Record set:
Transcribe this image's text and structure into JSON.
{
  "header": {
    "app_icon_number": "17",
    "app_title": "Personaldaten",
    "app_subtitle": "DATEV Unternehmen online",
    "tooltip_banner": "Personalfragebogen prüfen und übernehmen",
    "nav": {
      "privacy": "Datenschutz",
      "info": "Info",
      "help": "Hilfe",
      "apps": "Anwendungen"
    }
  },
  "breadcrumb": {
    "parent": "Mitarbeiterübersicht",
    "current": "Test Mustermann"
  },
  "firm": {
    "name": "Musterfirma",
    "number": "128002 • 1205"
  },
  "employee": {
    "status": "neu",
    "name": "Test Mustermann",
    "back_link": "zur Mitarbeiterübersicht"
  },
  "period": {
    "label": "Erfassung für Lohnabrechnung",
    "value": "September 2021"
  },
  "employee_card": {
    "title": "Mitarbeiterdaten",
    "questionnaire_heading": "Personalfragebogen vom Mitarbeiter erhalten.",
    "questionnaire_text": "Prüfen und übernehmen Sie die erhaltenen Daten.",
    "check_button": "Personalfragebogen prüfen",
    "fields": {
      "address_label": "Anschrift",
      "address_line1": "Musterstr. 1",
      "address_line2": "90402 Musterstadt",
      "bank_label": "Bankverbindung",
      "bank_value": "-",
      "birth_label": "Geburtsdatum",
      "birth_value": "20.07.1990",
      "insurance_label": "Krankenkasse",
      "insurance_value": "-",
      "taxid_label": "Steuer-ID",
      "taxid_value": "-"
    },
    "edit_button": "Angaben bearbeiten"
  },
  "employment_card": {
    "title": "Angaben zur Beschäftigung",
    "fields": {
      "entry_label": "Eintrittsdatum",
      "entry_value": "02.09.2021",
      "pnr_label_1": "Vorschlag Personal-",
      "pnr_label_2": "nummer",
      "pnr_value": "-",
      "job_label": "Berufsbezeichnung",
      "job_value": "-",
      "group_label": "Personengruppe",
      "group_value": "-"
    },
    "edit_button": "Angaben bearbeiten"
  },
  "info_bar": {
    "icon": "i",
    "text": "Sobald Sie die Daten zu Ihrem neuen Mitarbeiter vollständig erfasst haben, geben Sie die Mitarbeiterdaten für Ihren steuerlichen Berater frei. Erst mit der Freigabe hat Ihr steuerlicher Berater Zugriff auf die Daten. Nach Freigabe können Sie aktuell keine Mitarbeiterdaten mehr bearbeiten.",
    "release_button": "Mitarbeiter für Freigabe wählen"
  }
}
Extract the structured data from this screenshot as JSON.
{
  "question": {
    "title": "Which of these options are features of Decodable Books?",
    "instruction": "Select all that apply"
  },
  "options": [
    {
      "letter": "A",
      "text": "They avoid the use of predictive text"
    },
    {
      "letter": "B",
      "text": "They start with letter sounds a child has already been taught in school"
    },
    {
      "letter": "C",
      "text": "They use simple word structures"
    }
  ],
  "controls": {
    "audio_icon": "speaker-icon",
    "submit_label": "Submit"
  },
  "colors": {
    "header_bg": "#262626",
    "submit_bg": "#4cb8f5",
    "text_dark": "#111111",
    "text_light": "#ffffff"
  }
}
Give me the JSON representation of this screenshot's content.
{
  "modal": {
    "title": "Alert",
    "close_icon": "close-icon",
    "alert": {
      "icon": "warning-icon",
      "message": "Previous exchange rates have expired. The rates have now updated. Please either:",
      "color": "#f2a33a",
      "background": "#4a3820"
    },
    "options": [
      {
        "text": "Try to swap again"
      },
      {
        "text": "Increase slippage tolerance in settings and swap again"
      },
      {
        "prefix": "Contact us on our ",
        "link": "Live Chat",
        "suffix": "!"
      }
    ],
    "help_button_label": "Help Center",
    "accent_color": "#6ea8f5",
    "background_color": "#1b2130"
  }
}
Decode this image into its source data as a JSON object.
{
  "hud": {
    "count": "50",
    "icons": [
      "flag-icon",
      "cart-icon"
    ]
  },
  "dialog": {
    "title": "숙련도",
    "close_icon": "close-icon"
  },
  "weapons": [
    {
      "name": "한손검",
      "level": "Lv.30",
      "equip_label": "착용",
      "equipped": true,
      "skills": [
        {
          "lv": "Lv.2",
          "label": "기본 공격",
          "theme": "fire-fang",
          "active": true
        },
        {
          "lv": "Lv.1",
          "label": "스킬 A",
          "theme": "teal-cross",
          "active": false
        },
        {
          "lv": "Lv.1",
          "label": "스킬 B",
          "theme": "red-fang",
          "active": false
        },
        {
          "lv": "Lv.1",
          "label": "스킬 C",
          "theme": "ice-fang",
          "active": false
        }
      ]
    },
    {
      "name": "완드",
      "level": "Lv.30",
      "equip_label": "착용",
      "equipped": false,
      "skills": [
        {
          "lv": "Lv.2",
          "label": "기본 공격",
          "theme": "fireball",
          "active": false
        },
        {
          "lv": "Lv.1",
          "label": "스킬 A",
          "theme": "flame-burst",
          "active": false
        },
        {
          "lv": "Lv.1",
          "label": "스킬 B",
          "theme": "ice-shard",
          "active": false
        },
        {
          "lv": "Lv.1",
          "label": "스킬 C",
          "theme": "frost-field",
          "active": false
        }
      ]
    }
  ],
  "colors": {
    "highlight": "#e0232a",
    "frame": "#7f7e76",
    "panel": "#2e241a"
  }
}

Requirements: Quote the data above in full, changing nothing.

Solved exercise:
Transcribe this image's text and structure into JSON.
{
  "header": {
    "app_icon_number": "17",
    "app_title": "Personaldaten",
    "app_subtitle": "DATEV Unternehmen online",
    "tooltip_banner": "Personalfragebogen prüfen und übernehmen",
    "nav": {
      "privacy": "Datenschutz",
      "info": "Info",
      "help": "Hilfe",
      "apps": "Anwendungen"
    }
  },
  "breadcrumb": {
    "parent": "Mitarbeiterübersicht",
    "current": "Test Mustermann"
  },
  "firm": {
    "name": "Musterfirma",
    "number": "128002 • 1205"
  },
  "employee": {
    "status": "neu",
    "name": "Test Mustermann",
    "back_link": "zur Mitarbeiterübersicht"
  },
  "period": {
    "label": "Erfassung für Lohnabrechnung",
    "value": "September 2021"
  },
  "employee_card": {
    "title": "Mitarbeiterdaten",
    "questionnaire_heading": "Personalfragebogen vom Mitarbeiter erhalten.",
    "questionnaire_text": "Prüfen und übernehmen Sie die erhaltenen Daten.",
    "check_button": "Personalfragebogen prüfen",
    "fields": {
      "address_label": "Anschrift",
      "address_line1": "Musterstr. 1",
      "address_line2": "90402 Musterstadt",
      "bank_label": "Bankverbindung",
      "bank_value": "-",
      "birth_label": "Geburtsdatum",
      "birth_value": "20.07.1990",
      "insurance_label": "Krankenkasse",
      "insurance_value": "-",
      "taxid_label": "Steuer-ID",
      "taxid_value": "-"
    },
    "edit_button": "Angaben bearbeiten"
  },
  "employment_card": {
    "title": "Angaben zur Beschäftigung",
    "fields": {
      "entry_label": "Eintrittsdatum",
      "entry_value": "02.09.2021",
      "pnr_label_1": "Vorschlag Personal-",
      "pnr_label_2": "nummer",
      "pnr_value": "-",
      "job_label": "Berufsbezeichnung",
      "job_value": "-",
      "group_label": "Personengruppe",
      "group_value": "-"
    },
    "edit_button": "Angaben bearbeiten"
  },
  "info_bar": {
    "icon": "i",
    "text": "Sobald Sie die Daten zu Ihrem neuen Mitarbeiter vollständig erfasst haben, geben Sie die Mitarbeiterdaten für Ihren steuerlichen Berater frei. Erst mit der Freigabe hat Ihr steuerlicher Berater Zugriff auf die Daten. Nach Freigabe können Sie aktuell keine Mitarbeiterdaten mehr bearbeiten.",
    "release_button": "Mitarbeiter für Freigabe wählen"
  }
}
Extract the structured data from this screenshot as JSON.
{
  "question": {
    "title": "Which of these options are features of Decodable Books?",
    "instruction": "Select all that apply"
  },
  "options": [
    {
      "letter": "A",
      "text": "They avoid the use of predictive text"
    },
    {
      "letter": "B",
      "text": "They start with letter sounds a child has already been taught in school"
    },
    {
      "letter": "C",
      "text": "They use simple word structures"
    }
  ],
  "controls": {
    "audio_icon": "speaker-icon",
    "submit_label": "Submit"
  },
  "colors": {
    "header_bg": "#262626",
    "submit_bg": "#4cb8f5",
    "text_dark": "#111111",
    "text_light": "#ffffff"
  }
}
Give me the JSON representation of this screenshot's content.
{
  "modal": {
    "title": "Alert",
    "close_icon": "close-icon",
    "alert": {
      "icon": "warning-icon",
      "message": "Previous exchange rates have expired. The rates have now updated. Please either:",
      "color": "#f2a33a",
      "background": "#4a3820"
    },
    "options": [
      {
        "text": "Try to swap again"
      },
      {
        "text": "Increase slippage tolerance in settings and swap again"
      },
      {
        "prefix": "Contact us on our ",
        "link": "Live Chat",
        "suffix": "!"
      }
    ],
    "help_button_label": "Help Center",
    "accent_color": "#6ea8f5",
    "background_color": "#1b2130"
  }
}
Decode this image into its source data as a JSON object.
{
  "hud": {
    "count": "50",
    "icons": [
      "flag-icon",
      "cart-icon"
    ]
  },
  "dialog": {
    "title": "숙련도",
    "close_icon": "close-icon"
  },
  "weapons": [
    {
      "name": "한손검",
      "level": "Lv.30",
      "equip_label": "착용",
      "equipped": true,
      "skills": [
        {
          "lv": "Lv.2",
          "label": "기본 공격",
          "theme": "fire-fang",
          "active": true
        },
        {
          "lv": "Lv.1",
          "label": "스킬 A",
          "theme": "teal-cross",
          "active": false
        },
        {
          "lv": "Lv.1",
          "label": "스킬 B",
          "theme": "red-fang",
          "active": false
        },
        {
          "lv": "Lv.1",
          "label": "스킬 C",
          "theme": "ice-fang",
          "active": false
        }
      ]
    },
    {
      "name": "완드",
      "level": "Lv.30",
      "equip_label": "착용",
      "equipped": false,
      "skills": [
        {
          "lv": "Lv.2",
          "label": "기본 공격",
          "theme": "fireball",
          "active": false
        },
        {
          "lv": "Lv.1",
          "label": "스킬 A",
          "theme": "flame-burst",
          "active": false
        },
        {
          "lv": "Lv.1",
          "label": "스킬 B",
          "theme": "ice-shard",
          "active": false
        },
        {
          "lv": "Lv.1",
          "label": "스킬 C",
          "theme": "frost-field",
          "active": false
        }
      ]
    }
  ],
  "colors": {
    "highlight": "#e0232a",
    "frame": "#7f7e76",
    "panel": "#2e241a"
  }
}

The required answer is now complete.